__REQUIREMENT__.
Find the lines that hold "Transcribe". Report only how many there are.

>> Start RECORD EXCERPTS

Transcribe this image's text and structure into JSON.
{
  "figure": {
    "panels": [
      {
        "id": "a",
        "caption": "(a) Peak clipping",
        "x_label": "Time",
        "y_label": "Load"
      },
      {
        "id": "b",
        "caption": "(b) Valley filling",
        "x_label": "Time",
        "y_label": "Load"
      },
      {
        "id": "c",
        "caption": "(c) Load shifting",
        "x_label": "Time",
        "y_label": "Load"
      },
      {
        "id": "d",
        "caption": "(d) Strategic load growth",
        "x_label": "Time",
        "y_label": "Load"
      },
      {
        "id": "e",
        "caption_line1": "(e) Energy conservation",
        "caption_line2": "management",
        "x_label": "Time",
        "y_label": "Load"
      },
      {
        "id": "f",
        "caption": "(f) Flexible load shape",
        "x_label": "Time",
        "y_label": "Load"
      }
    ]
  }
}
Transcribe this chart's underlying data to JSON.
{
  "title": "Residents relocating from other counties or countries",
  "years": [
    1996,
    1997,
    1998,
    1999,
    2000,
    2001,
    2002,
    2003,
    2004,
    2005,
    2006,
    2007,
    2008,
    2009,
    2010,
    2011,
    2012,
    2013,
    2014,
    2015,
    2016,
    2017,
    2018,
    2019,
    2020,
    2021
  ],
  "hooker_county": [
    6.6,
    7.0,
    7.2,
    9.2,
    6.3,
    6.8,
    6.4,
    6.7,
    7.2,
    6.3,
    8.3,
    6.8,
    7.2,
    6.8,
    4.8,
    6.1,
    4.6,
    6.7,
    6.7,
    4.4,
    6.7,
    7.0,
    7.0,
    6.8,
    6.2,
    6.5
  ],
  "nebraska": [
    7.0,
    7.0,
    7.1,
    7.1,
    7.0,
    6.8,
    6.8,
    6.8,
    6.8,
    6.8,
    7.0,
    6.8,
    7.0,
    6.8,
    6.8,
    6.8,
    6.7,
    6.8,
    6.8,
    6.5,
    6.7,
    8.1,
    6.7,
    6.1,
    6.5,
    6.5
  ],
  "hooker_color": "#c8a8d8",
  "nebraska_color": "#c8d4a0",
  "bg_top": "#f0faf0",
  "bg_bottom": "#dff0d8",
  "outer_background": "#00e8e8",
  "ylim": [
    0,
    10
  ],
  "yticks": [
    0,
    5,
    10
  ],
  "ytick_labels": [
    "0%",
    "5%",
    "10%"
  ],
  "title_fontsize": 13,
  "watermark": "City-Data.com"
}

>> End RECORD EXCERPTS

__ANSWER TO THIS EXERCISE__.
2